-- Begin Information provided --
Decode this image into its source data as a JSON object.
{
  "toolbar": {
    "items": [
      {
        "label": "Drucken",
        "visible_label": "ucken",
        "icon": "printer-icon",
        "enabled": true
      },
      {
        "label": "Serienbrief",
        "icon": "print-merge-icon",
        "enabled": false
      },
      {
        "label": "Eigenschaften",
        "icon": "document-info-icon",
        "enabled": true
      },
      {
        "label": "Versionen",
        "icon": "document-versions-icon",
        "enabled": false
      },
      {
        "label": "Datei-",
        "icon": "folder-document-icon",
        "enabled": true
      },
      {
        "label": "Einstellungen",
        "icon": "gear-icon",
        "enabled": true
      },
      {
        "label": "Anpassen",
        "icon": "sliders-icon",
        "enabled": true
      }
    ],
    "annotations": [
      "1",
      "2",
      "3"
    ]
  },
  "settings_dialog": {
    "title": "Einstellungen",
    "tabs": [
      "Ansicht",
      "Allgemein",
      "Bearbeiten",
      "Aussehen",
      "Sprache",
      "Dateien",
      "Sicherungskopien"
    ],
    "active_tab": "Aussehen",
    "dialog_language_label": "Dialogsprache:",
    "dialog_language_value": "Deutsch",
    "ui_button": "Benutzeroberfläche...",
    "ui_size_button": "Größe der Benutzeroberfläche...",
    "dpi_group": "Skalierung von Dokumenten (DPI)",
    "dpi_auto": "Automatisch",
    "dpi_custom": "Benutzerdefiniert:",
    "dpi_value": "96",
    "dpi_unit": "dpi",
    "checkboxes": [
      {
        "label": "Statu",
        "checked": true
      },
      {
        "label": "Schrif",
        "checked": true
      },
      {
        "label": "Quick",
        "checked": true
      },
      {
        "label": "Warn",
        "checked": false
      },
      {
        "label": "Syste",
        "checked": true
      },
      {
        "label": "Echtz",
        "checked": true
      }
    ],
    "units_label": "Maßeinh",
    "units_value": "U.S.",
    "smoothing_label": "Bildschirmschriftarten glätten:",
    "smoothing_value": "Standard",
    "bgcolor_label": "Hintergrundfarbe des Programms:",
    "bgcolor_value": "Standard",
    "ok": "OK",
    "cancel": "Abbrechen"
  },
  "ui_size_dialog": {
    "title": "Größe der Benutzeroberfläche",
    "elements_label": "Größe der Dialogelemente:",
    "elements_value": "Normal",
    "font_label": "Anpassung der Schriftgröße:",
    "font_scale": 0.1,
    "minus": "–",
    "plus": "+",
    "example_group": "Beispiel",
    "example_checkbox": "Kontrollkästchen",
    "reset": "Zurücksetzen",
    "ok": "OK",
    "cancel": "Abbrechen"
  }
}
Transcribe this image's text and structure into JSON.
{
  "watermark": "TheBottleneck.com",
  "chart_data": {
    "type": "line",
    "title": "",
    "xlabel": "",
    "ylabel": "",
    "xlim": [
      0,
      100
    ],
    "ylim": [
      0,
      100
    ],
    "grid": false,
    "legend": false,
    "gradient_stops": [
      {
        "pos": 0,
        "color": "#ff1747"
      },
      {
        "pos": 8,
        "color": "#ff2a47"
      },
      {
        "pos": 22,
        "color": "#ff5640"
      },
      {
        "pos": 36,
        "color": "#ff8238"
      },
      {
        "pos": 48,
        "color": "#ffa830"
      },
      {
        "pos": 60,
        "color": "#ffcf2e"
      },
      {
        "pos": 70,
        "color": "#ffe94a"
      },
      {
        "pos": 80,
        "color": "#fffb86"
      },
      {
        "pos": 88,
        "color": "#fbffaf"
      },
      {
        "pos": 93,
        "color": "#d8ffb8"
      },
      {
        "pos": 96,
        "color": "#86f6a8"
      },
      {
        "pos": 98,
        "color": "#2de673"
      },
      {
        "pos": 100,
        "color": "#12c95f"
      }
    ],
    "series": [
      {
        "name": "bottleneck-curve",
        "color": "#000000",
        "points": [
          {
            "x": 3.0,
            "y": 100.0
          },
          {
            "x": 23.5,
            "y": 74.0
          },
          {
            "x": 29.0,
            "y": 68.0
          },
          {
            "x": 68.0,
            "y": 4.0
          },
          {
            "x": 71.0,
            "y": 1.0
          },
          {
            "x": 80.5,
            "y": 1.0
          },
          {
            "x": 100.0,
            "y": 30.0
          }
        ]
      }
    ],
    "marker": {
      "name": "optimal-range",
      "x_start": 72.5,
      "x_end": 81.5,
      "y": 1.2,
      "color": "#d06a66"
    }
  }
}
-- End Information provided --
Nothing should be left out: repeat all of the data exactly.

Decode this image into its source data as a JSON object.
{
  "toolbar": {
    "items": [
      {
        "label": "Drucken",
        "visible_label": "ucken",
        "icon": "printer-icon",
        "enabled": true
      },
      {
        "label": "Serienbrief",
        "icon": "print-merge-icon",
        "enabled": false
      },
      {
        "label": "Eigenschaften",
        "icon": "document-info-icon",
        "enabled": true
      },
      {
        "label": "Versionen",
        "icon": "document-versions-icon",
        "enabled": false
      },
      {
        "label": "Datei-",
        "icon": "folder-document-icon",
        "enabled": true
      },
      {
        "label": "Einstellungen",
        "icon": "gear-icon",
        "enabled": true
      },
      {
        "label": "Anpassen",
        "icon": "sliders-icon",
        "enabled": true
      }
    ],
    "annotations": [
      "1",
      "2",
      "3"
    ]
  },
  "settings_dialog": {
    "title": "Einstellungen",
    "tabs": [
      "Ansicht",
      "Allgemein",
      "Bearbeiten",
      "Aussehen",
      "Sprache",
      "Dateien",
      "Sicherungskopien"
    ],
    "active_tab": "Aussehen",
    "dialog_language_label": "Dialogsprache:",
    "dialog_language_value": "Deutsch",
    "ui_button": "Benutzeroberfläche...",
    "ui_size_button": "Größe der Benutzeroberfläche...",
    "dpi_group": "Skalierung von Dokumenten (DPI)",
    "dpi_auto": "Automatisch",
    "dpi_custom": "Benutzerdefiniert:",
    "dpi_value": "96",
    "dpi_unit": "dpi",
    "checkboxes": [
      {
        "label": "Statu",
        "checked": true
      },
      {
        "label": "Schrif",
        "checked": true
      },
      {
        "label": "Quick",
        "checked": true
      },
      {
        "label": "Warn",
        "checked": false
      },
      {
        "label": "Syste",
        "checked": true
      },
      {
        "label": "Echtz",
        "checked": true
      }
    ],
    "units_label": "Maßeinh",
    "units_value": "U.S.",
    "smoothing_label": "Bildschirmschriftarten glätten:",
    "smoothing_value": "Standard",
    "bgcolor_label": "Hintergrundfarbe des Programms:",
    "bgcolor_value": "Standard",
    "ok": "OK",
    "cancel": "Abbrechen"
  },
  "ui_size_dialog": {
    "title": "Größe der Benutzeroberfläche",
    "elements_label": "Größe der Dialogelemente:",
    "elements_value": "Normal",
    "font_label": "Anpassung der Schriftgröße:",
    "font_scale": 0.1,
    "minus": "–",
    "plus": "+",
    "example_group": "Beispiel",
    "example_checkbox": "Kontrollkästchen",
    "reset": "Zurücksetzen",
    "ok": "OK",
    "cancel": "Abbrechen"
  }
}
Transcribe this image's text and structure into JSON.
{
  "watermark": "TheBottleneck.com",
  "chart_data": {
    "type": "line",
    "title": "",
    "xlabel": "",
    "ylabel": "",
    "xlim": [
      0,
      100
    ],
    "ylim": [
      0,
      100
    ],
    "grid": false,
    "legend": false,
    "gradient_stops": [
      {
        "pos": 0,
        "color": "#ff1747"
      },
      {
        "pos": 8,
        "color": "#ff2a47"
      },
      {
        "pos": 22,
        "color": "#ff5640"
      },
      {
        "pos": 36,
        "color": "#ff8238"
      },
      {
        "pos": 48,
        "color": "#ffa830"
      },
      {
        "pos": 60,
        "color": "#ffcf2e"
      },
      {
        "pos": 70,
        "color": "#ffe94a"
      },
      {
        "pos": 80,
        "color": "#fffb86"
      },
      {
        "pos": 88,
        "color": "#fbffaf"
      },
      {
        "pos": 93,
        "color": "#d8ffb8"
      },
      {
        "pos": 96,
        "color": "#86f6a8"
      },
      {
        "pos": 98,
        "color": "#2de673"
      },
      {
        "pos": 100,
        "color": "#12c95f"
      }
    ],
    "series": [
      {
        "name": "bottleneck-curve",
        "color": "#000000",
        "points": [
          {
            "x": 3.0,
            "y": 100.0
          },
          {
            "x": 23.5,
            "y": 74.0
          },
          {
            "x": 29.0,
            "y": 68.0
          },
          {
            "x": 68.0,
            "y": 4.0
          },
          {
            "x": 71.0,
            "y": 1.0
          },
          {
            "x": 80.5,
            "y": 1.0
          },
          {
            "x": 100.0,
            "y": 30.0
          }
        ]
      }
    ],
    "marker": {
      "name": "optimal-range",
      "x_start": 72.5,
      "x_end": 81.5,
      "y": 1.2,
      "color": "#d06a66"
    }
  }
}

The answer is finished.